# Records from a collection
»»

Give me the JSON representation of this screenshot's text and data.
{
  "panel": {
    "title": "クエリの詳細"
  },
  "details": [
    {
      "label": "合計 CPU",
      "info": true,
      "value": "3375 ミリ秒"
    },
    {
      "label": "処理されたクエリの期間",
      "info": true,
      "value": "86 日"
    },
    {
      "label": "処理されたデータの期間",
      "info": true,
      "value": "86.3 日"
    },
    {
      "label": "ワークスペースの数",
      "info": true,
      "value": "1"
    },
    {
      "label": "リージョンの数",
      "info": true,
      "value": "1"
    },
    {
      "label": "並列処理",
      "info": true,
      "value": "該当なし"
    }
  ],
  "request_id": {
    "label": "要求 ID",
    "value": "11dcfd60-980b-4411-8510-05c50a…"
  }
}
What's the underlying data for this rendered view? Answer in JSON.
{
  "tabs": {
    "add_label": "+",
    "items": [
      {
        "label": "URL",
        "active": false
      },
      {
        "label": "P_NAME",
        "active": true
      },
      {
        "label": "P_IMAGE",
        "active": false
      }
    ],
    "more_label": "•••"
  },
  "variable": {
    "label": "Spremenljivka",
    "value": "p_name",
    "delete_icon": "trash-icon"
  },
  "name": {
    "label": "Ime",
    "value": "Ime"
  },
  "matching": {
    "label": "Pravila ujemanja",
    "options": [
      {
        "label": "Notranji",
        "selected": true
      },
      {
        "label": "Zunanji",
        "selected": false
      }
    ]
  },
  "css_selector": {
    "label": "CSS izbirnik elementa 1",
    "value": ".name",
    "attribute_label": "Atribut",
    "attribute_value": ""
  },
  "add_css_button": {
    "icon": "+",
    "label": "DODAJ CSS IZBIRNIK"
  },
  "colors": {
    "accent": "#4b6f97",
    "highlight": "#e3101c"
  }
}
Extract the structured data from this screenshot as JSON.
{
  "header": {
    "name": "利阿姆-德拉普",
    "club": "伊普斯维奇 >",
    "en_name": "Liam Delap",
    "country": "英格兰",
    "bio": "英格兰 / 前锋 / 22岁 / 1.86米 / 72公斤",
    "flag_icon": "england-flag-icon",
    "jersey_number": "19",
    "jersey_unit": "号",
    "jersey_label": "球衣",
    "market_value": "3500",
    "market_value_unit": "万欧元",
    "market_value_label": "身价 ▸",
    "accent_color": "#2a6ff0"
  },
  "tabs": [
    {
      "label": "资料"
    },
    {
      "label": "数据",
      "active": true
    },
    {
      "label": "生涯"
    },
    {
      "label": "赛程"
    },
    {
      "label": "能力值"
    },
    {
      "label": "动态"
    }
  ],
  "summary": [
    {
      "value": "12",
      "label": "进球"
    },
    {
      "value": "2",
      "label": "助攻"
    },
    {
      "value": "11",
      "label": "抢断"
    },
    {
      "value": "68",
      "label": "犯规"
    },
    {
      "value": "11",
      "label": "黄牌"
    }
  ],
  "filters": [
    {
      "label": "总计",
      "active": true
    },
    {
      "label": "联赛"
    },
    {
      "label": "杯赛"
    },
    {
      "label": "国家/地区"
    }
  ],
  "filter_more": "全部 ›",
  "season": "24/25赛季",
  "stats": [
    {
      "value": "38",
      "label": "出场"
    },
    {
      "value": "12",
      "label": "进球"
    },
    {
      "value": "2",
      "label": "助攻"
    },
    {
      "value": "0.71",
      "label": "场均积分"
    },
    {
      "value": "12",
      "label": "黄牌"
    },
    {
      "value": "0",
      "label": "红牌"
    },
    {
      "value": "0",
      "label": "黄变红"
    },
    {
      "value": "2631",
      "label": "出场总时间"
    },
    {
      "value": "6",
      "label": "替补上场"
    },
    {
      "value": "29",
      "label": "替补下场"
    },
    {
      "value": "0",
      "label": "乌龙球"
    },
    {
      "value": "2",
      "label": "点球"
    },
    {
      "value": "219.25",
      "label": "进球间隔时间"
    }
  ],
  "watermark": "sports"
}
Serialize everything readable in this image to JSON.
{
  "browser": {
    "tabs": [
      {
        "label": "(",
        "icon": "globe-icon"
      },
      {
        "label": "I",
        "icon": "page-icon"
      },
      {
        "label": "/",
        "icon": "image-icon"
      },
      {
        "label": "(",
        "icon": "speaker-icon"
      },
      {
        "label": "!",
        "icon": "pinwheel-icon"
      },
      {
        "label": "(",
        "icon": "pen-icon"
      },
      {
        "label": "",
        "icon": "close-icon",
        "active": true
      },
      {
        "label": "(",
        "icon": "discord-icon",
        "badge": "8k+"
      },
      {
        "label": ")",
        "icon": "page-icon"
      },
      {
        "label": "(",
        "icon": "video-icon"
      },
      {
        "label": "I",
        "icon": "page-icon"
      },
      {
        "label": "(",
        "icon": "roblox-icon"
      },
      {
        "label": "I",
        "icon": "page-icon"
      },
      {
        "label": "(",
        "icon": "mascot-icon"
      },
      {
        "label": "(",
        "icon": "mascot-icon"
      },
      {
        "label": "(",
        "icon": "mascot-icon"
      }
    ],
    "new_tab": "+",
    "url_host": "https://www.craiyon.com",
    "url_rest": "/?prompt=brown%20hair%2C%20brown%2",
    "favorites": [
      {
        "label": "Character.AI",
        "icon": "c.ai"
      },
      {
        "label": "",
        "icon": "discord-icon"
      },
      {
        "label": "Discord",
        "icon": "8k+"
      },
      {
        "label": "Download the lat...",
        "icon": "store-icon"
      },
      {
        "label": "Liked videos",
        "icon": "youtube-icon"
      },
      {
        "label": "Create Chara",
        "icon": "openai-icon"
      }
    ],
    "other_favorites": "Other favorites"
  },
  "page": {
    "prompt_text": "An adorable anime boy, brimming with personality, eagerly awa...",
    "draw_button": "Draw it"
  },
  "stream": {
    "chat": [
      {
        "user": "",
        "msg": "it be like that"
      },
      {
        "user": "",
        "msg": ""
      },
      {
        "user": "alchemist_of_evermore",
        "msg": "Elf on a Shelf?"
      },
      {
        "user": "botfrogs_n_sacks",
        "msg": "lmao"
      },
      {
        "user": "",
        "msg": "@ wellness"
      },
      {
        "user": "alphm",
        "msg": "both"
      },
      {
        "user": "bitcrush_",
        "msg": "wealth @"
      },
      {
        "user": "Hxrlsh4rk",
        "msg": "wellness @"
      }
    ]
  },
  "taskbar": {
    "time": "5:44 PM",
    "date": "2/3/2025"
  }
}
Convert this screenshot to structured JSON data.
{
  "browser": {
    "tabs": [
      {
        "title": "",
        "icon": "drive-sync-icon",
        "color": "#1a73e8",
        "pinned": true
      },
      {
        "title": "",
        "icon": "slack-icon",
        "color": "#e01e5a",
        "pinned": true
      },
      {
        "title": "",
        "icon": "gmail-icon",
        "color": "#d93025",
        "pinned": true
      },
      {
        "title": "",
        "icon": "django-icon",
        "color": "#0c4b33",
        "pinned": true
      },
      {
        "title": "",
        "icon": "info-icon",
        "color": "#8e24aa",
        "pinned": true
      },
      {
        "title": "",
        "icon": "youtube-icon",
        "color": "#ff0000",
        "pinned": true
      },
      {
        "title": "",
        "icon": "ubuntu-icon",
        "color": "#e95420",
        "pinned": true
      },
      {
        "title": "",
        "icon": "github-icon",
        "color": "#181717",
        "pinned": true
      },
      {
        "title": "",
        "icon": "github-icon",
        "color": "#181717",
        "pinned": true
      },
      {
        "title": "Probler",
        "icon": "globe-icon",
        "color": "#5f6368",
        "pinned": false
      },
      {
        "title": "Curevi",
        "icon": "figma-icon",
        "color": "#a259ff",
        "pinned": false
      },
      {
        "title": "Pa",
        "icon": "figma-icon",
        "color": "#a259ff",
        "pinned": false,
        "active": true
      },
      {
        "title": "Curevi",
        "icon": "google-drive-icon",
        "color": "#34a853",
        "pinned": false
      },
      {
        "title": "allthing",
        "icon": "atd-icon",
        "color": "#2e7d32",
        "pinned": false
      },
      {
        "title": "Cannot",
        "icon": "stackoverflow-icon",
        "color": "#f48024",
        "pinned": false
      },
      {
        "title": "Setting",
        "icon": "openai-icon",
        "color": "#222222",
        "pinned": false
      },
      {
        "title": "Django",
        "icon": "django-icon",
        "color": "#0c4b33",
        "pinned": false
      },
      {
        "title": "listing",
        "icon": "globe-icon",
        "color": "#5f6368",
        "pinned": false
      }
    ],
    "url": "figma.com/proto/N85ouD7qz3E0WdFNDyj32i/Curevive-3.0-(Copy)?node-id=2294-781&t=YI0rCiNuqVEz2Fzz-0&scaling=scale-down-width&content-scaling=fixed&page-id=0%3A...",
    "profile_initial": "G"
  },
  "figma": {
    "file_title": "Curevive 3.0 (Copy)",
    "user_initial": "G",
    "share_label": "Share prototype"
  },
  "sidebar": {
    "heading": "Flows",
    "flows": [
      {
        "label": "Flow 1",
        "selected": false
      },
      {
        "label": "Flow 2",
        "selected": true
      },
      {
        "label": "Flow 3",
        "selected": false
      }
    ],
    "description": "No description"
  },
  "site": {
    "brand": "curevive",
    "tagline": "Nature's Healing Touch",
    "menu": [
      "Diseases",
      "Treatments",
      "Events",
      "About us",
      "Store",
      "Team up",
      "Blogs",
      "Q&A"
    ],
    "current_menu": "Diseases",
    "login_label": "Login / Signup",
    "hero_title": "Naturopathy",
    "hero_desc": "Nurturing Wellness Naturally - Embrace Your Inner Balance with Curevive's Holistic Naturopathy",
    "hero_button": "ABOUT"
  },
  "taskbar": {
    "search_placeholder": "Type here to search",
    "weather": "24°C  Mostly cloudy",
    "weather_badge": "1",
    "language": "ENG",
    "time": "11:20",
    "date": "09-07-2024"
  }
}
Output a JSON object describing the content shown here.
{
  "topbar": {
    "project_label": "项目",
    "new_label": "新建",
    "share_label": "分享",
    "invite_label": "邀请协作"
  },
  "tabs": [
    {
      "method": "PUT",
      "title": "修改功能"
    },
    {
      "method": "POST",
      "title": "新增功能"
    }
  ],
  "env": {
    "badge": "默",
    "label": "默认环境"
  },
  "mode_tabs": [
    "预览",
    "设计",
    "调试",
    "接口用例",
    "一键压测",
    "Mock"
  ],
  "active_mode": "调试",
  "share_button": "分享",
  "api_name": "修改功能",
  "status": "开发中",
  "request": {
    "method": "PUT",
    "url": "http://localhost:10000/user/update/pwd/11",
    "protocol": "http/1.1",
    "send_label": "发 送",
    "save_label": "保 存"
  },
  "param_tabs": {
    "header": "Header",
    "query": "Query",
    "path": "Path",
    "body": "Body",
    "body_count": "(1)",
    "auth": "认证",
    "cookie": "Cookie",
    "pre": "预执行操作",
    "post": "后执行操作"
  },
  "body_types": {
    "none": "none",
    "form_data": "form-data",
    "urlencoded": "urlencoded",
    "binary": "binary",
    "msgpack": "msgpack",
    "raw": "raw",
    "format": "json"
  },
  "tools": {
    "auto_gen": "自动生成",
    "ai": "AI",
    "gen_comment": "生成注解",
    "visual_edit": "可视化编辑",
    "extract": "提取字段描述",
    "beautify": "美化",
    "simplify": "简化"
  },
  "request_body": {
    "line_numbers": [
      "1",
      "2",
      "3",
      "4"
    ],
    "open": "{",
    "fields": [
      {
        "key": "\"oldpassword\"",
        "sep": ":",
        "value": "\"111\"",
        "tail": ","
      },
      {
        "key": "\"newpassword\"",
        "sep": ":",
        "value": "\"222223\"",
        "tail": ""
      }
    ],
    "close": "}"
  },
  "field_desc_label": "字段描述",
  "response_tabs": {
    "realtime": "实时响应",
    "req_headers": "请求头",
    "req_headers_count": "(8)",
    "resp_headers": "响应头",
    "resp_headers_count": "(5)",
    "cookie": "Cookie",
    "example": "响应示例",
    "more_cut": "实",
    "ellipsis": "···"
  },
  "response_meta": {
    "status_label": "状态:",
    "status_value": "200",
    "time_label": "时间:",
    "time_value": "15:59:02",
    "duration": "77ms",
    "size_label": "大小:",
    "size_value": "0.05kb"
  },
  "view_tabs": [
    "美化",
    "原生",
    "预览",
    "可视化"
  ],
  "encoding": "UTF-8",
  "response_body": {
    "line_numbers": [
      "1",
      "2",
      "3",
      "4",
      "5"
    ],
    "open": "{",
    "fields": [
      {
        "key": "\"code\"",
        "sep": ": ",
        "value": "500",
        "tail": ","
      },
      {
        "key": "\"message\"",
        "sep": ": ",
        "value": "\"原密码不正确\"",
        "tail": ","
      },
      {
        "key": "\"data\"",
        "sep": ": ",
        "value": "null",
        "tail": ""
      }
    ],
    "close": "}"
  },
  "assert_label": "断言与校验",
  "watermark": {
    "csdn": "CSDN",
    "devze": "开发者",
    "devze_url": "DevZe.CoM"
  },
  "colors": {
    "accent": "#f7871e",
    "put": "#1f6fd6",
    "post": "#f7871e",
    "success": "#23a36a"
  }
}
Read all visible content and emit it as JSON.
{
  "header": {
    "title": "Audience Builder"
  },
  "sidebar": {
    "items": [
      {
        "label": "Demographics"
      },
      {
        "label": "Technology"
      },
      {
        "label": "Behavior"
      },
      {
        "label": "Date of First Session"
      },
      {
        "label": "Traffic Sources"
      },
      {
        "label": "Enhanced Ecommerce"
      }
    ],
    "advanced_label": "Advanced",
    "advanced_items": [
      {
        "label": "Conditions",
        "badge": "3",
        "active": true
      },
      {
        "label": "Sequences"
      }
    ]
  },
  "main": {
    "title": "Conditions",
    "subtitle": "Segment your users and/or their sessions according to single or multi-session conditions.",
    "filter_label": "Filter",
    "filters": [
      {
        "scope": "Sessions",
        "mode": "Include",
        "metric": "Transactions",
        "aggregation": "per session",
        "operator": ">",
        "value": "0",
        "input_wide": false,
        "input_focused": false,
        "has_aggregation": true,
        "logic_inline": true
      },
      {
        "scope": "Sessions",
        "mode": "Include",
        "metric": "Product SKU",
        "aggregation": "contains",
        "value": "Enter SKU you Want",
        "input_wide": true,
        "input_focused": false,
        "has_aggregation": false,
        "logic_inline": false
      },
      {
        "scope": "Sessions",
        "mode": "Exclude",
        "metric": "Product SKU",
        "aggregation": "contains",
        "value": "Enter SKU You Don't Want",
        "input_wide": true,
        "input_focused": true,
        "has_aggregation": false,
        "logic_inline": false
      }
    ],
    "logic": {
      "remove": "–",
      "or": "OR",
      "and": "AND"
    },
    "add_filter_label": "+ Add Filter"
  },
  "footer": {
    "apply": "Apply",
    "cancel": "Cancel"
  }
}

««

# Direction
Which lines hold the word "Enter"? Show each one.

# Complete output
        "value": "Enter SKU you Want",
        "value": "Enter SKU You Don't Want",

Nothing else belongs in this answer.